Stored data:
· · · ·

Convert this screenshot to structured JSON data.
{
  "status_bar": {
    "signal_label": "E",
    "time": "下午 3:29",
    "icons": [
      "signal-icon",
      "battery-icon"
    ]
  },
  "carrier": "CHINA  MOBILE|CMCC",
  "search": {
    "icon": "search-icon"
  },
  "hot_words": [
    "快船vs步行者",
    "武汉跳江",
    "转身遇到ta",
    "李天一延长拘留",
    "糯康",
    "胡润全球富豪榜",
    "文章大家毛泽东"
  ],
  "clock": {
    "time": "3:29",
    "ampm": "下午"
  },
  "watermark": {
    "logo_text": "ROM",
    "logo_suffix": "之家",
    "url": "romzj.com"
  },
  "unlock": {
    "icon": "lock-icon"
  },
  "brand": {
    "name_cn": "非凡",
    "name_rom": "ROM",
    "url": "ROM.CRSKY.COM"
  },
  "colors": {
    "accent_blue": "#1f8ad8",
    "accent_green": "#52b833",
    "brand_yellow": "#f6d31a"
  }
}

· · · ·

Exercise directions
Write out the whole listing exactly.

Solution for this task
Convert this screenshot to structured JSON data.
{
  "status_bar": {
    "signal_label": "E",
    "time": "下午 3:29",
    "icons": [
      "signal-icon",
      "battery-icon"
    ]
  },
  "carrier": "CHINA  MOBILE|CMCC",
  "search": {
    "icon": "search-icon"
  },
  "hot_words": [
    "快船vs步行者",
    "武汉跳江",
    "转身遇到ta",
    "李天一延长拘留",
    "糯康",
    "胡润全球富豪榜",
    "文章大家毛泽东"
  ],
  "clock": {
    "time": "3:29",
    "ampm": "下午"
  },
  "watermark": {
    "logo_text": "ROM",
    "logo_suffix": "之家",
    "url": "romzj.com"
  },
  "unlock": {
    "icon": "lock-icon"
  },
  "brand": {
    "name_cn": "非凡",
    "name_rom": "ROM",
    "url": "ROM.CRSKY.COM"
  },
  "colors": {
    "accent_blue": "#1f8ad8",
    "accent_green": "#52b833",
    "brand_yellow": "#f6d31a"
  }
}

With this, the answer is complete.